Start of Recorded information
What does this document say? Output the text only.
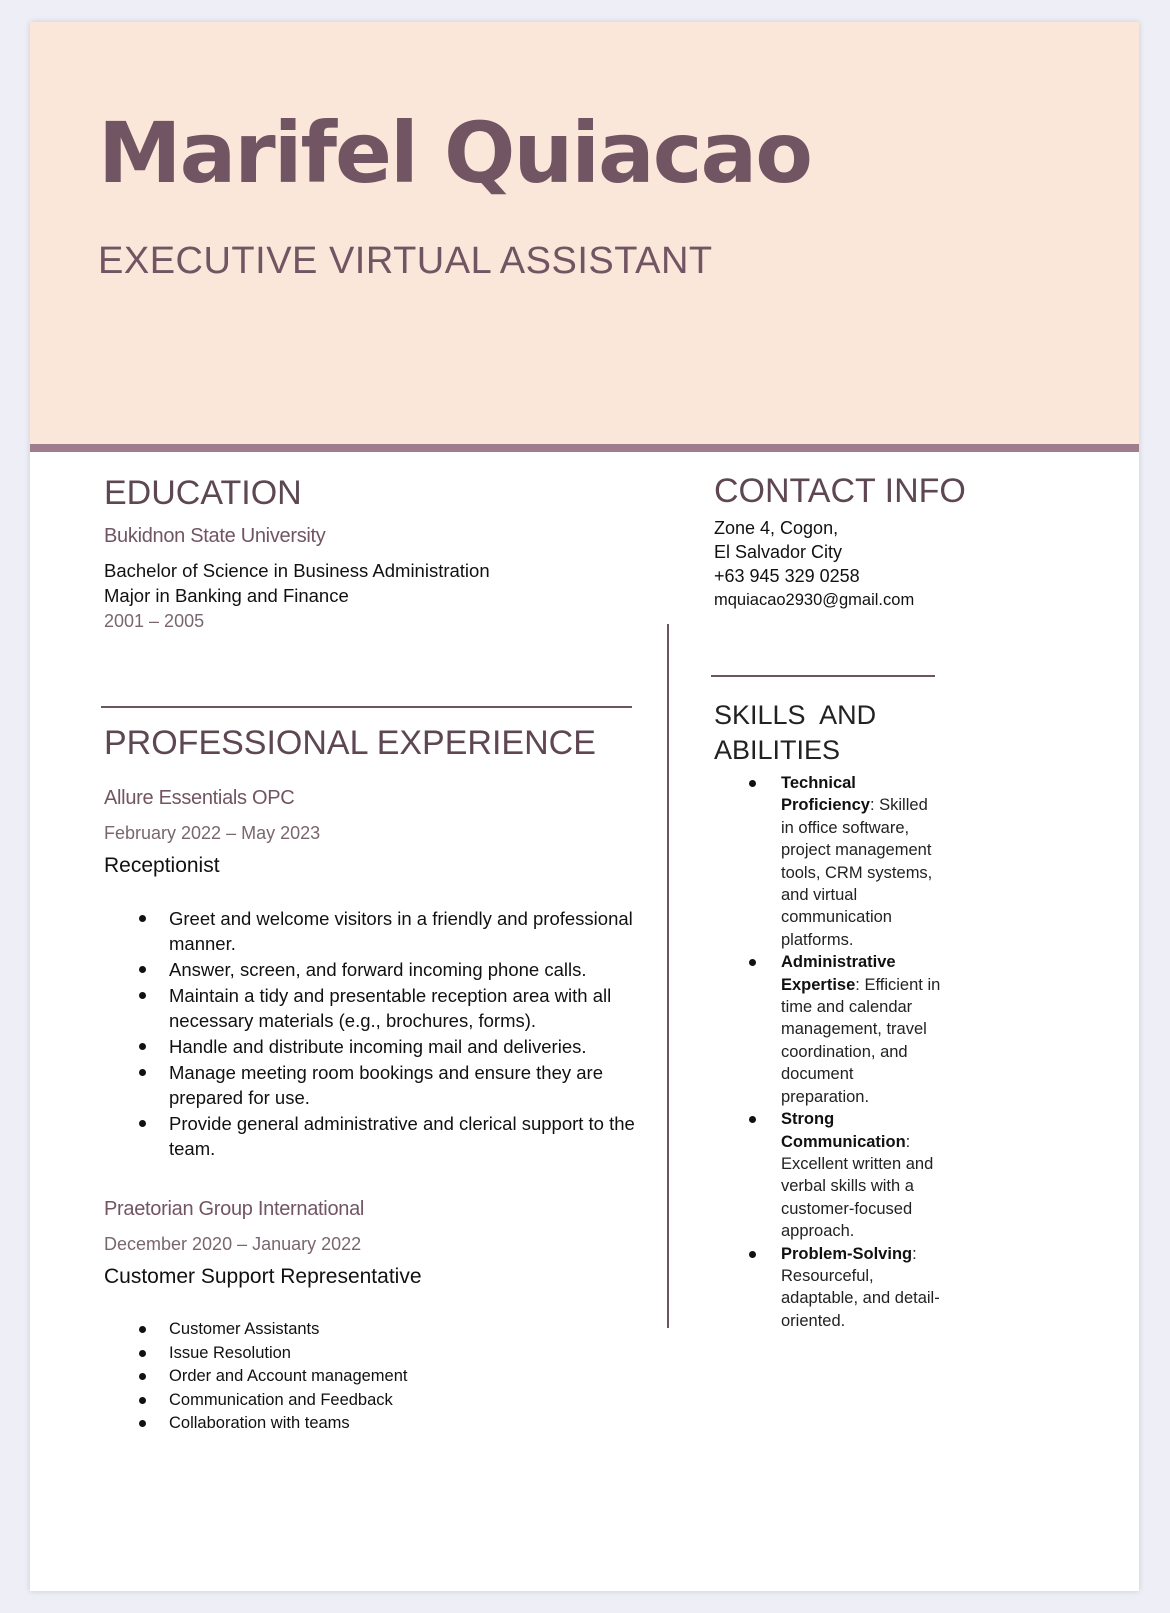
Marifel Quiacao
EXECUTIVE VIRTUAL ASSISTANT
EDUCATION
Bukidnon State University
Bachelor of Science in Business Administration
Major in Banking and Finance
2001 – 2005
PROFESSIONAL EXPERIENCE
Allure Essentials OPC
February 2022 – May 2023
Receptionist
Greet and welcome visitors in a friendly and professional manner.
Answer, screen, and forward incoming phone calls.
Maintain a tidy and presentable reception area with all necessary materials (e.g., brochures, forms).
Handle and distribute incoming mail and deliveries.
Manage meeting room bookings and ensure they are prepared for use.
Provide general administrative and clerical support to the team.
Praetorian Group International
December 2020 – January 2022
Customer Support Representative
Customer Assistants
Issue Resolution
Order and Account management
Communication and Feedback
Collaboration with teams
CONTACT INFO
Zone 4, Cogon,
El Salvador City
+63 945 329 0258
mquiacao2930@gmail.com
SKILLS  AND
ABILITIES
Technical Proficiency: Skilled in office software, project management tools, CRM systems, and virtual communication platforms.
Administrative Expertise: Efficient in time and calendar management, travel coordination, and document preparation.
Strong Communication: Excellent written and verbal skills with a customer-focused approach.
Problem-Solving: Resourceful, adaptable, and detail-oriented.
End of Recorded information
Show the lines that mention the word "incoming".

Answer, screen, and forward incoming phone calls.
Handle and distribute incoming mail and deliveries.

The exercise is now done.